RECORDS FOR THE TASK:
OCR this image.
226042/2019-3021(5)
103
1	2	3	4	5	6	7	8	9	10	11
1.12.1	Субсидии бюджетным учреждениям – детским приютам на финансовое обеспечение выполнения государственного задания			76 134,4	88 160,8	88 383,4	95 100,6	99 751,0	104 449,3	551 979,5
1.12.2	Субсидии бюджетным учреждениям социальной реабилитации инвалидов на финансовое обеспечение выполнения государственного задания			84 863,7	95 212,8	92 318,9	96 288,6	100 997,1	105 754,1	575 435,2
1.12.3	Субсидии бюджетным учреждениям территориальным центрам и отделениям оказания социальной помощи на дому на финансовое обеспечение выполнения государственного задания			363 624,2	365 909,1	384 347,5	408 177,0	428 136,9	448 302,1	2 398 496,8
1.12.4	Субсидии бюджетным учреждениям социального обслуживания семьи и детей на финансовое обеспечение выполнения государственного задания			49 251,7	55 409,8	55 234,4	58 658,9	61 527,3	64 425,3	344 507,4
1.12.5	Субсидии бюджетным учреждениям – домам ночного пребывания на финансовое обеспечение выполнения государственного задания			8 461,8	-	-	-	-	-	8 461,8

==

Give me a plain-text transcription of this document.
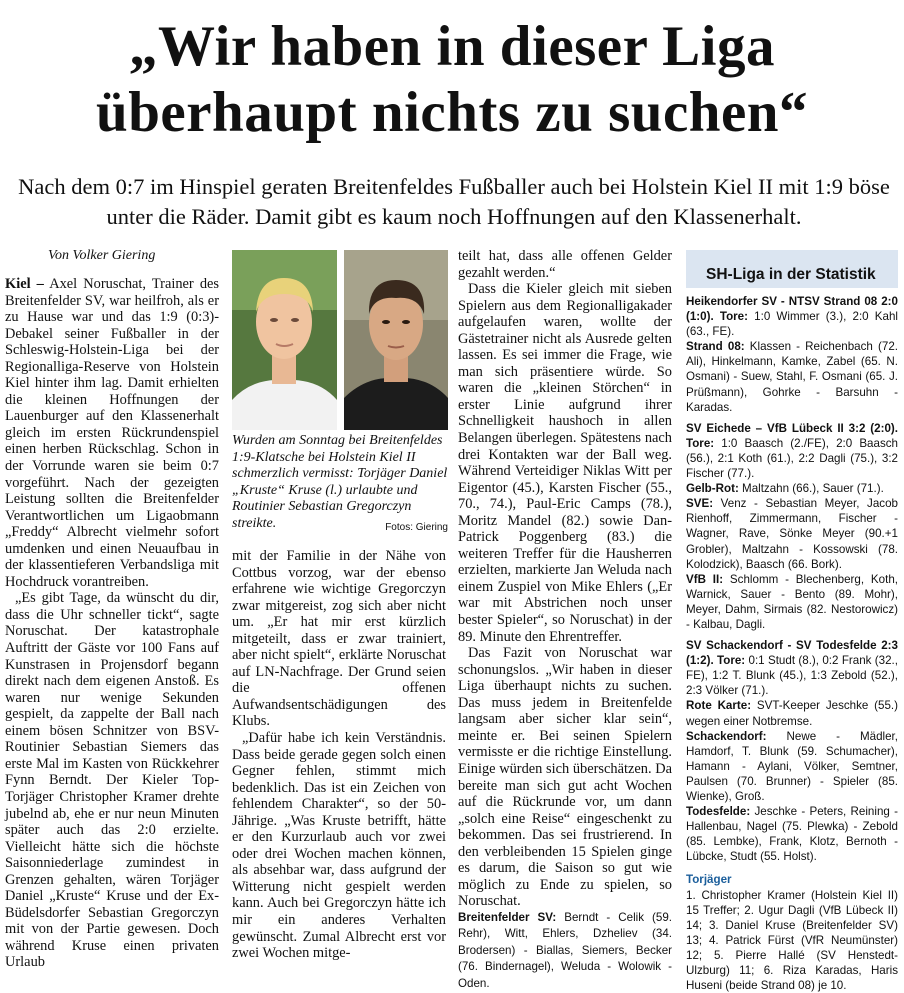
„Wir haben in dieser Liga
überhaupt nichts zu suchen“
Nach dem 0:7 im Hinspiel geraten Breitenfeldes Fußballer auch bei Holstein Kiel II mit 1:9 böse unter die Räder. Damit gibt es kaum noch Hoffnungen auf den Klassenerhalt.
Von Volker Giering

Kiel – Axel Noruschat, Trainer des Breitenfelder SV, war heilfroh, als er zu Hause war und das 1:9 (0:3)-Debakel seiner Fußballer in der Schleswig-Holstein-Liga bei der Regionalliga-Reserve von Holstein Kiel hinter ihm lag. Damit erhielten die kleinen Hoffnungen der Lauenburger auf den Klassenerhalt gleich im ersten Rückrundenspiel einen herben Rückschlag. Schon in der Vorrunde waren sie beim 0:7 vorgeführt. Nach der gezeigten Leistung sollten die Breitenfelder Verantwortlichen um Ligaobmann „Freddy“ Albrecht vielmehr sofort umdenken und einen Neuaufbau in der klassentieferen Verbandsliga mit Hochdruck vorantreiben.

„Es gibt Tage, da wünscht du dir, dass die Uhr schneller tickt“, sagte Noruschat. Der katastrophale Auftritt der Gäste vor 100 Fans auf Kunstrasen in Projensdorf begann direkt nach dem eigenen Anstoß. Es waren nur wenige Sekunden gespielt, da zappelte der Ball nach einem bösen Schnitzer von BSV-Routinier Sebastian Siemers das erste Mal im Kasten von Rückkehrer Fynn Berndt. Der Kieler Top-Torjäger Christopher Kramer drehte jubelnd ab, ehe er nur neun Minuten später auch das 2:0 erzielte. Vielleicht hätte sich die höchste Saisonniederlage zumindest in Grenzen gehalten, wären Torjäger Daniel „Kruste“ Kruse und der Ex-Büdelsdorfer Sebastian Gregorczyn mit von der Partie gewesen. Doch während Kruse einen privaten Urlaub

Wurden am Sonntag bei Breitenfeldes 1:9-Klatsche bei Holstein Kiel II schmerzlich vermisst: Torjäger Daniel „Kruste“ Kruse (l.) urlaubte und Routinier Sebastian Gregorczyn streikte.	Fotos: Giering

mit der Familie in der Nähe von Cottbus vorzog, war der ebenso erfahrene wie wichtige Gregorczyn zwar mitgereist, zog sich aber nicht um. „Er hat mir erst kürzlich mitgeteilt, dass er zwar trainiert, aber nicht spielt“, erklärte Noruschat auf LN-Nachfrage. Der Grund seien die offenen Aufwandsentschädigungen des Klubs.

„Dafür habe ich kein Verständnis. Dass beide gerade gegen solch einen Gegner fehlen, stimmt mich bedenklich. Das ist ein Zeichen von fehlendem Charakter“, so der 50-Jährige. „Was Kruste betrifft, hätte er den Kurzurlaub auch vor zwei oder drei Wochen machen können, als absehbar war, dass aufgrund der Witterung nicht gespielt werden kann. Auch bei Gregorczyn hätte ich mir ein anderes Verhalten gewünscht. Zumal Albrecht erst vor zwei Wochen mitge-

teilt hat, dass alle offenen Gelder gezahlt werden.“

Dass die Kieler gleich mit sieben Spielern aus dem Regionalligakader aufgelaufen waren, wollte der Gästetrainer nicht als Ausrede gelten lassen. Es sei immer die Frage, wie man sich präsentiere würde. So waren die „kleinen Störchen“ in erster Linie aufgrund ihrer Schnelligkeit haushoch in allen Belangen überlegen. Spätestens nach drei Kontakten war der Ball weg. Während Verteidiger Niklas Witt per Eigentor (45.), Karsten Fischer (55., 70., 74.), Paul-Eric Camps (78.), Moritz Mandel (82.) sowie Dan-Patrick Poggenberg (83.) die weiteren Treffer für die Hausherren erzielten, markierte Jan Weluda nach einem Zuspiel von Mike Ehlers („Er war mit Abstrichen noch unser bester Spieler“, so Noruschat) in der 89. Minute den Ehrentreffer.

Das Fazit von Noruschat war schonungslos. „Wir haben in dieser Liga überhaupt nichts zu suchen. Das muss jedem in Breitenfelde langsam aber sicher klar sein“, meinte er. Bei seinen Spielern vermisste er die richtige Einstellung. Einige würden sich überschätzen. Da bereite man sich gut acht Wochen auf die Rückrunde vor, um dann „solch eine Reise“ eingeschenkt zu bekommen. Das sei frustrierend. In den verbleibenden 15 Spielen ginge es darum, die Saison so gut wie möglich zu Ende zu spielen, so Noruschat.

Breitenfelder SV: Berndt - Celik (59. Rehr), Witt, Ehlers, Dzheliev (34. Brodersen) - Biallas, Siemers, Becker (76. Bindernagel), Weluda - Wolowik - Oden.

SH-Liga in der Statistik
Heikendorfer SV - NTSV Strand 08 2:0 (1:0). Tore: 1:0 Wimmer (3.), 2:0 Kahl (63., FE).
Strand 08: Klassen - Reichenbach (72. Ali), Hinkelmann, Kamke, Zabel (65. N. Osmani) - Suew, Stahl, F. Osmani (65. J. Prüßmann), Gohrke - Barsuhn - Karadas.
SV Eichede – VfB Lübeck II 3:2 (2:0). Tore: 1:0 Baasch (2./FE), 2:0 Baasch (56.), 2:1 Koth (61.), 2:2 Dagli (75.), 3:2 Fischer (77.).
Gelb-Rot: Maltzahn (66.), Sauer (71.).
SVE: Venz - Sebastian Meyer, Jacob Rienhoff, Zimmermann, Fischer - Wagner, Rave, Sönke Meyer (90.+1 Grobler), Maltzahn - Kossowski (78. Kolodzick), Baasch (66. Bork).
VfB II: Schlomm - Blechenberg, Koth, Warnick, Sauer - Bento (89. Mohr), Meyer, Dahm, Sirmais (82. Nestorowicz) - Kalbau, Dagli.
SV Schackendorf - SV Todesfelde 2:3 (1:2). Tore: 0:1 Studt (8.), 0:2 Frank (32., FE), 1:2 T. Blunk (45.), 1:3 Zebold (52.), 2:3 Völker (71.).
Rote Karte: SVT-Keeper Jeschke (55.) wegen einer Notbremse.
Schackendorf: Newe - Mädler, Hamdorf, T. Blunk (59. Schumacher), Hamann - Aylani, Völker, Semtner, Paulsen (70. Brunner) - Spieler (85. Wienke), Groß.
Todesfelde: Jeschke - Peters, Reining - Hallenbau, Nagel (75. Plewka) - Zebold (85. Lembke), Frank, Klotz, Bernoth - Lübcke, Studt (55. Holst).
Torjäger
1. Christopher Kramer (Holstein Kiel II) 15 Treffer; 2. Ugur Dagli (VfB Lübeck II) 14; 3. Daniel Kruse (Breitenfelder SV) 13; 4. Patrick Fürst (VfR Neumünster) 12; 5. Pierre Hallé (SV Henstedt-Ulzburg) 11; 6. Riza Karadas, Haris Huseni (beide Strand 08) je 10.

WHAT THE EXERCISE ASKS:
Check every line of the data above for the string "dieser", and copy those that have it.

FINISHED ANSWER:
„Wir haben in dieser Liga
Das Fazit von Noruschat war schonungslos. „Wir haben in dieser Liga überhaupt nichts zu suchen. Das muss jedem in Breitenfelde langsam aber sicher klar sein“, meinte er. Bei seinen Spielern vermisste er die richtige Einstellung. Einige würden sich überschätzen. Da bereite man sich gut acht Wochen auf die Rückrunde vor, um dann „solch eine Reise“ eingeschenkt zu bekommen. Das sei frustrierend. In den verbleibenden 15 Spielen ginge es darum, die Saison so gut wie möglich zu Ende zu spielen, so Noruschat.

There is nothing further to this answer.